THE PROBLEM ▸ Every line that contains the word "объектов" should be copied.
— start SUPPLIED RECORDS —
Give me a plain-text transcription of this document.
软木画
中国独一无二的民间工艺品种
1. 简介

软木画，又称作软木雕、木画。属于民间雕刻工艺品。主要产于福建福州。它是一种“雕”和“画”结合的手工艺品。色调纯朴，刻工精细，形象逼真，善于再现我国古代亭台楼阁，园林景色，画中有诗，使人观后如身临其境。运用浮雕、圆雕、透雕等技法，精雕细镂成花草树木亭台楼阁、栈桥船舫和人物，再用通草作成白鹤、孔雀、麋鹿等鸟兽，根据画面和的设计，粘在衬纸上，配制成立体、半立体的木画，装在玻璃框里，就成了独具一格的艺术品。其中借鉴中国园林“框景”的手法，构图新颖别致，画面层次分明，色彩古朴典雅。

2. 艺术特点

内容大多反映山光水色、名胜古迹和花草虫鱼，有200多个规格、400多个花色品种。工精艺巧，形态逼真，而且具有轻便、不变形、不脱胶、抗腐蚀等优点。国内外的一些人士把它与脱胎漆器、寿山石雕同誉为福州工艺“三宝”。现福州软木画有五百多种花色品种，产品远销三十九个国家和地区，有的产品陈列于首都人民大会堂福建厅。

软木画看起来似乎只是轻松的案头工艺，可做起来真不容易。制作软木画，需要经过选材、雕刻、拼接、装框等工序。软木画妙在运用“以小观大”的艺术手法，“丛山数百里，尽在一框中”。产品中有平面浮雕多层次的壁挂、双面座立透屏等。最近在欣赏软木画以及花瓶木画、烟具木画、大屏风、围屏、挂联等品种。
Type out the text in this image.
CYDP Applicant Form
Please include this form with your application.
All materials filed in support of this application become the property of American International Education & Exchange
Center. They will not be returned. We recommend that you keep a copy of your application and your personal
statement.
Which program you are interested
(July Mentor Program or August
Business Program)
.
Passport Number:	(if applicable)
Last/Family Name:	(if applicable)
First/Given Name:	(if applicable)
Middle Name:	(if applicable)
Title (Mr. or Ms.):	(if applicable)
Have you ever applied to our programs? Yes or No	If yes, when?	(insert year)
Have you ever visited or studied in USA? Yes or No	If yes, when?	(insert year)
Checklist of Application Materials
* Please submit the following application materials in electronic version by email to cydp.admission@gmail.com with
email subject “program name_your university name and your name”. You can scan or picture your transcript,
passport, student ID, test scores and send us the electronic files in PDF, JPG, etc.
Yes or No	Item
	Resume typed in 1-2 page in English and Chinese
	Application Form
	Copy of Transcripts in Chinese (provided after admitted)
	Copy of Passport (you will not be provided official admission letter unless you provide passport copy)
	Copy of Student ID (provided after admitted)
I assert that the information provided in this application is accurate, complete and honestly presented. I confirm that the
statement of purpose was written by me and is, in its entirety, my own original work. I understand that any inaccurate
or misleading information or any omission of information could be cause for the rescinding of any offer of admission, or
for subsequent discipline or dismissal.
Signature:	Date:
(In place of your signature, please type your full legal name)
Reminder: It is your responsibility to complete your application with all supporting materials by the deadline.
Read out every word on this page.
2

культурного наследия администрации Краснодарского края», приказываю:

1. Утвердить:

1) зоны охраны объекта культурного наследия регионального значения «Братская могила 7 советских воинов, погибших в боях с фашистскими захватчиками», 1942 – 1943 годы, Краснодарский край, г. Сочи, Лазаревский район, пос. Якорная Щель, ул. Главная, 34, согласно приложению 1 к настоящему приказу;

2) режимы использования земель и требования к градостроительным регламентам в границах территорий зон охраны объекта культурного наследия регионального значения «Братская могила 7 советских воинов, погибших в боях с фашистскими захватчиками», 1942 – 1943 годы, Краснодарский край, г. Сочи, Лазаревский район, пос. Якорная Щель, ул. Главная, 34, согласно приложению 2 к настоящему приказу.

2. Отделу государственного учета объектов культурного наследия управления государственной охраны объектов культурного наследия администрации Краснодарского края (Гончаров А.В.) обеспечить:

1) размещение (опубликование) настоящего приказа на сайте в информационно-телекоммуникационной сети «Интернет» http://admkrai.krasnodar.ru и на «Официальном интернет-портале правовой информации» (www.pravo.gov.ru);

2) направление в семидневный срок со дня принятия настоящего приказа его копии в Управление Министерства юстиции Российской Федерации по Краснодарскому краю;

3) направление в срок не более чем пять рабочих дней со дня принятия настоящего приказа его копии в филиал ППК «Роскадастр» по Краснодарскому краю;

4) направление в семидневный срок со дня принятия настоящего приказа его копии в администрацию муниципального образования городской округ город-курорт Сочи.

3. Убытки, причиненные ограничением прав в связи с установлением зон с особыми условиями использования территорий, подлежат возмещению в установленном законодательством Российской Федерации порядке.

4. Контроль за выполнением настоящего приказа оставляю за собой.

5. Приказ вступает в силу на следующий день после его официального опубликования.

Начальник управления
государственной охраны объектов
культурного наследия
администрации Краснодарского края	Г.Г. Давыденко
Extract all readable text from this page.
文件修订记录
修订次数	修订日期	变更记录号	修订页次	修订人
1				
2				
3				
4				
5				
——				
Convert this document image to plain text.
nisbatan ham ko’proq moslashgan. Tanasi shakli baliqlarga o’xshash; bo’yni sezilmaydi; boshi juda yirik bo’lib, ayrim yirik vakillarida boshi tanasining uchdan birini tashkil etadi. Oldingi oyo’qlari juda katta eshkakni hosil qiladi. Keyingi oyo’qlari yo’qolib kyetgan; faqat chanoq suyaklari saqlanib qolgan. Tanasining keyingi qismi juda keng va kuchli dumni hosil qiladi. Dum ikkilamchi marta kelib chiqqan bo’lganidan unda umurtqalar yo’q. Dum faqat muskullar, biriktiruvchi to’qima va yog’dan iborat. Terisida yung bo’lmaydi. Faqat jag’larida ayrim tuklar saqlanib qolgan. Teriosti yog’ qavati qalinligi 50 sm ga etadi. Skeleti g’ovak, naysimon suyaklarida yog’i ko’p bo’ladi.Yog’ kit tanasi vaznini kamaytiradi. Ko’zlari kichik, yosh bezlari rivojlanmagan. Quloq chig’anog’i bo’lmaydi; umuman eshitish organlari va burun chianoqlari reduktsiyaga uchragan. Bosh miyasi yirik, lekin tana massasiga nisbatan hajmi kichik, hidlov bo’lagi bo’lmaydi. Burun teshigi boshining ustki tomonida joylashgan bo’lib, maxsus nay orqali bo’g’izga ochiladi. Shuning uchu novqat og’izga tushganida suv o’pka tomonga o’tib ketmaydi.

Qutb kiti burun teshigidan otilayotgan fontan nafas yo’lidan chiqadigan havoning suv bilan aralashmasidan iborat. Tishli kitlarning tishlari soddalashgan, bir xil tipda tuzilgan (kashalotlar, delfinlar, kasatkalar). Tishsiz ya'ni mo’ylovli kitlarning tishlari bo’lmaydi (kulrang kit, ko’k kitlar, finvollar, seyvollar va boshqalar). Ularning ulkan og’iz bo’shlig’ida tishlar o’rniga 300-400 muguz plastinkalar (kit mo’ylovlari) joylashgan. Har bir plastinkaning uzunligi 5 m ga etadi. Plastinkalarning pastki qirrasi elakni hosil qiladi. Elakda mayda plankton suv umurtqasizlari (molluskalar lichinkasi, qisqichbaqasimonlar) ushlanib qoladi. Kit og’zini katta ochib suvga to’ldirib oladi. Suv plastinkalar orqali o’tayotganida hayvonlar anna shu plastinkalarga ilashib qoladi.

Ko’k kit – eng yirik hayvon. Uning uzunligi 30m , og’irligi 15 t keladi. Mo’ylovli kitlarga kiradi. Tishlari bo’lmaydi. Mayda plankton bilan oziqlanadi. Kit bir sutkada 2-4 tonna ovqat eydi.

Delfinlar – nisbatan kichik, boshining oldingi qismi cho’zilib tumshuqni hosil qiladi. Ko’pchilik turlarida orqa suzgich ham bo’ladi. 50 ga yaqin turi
— end SUPPLIED RECORDS —
EXERCISE OUTPUT ▸
2. Отделу государственного учета объектов культурного наследия управления государственной охраны объектов культурного наследия администрации Краснодарского края (Гончаров А.В.) обеспечить:
государственной охраны объектов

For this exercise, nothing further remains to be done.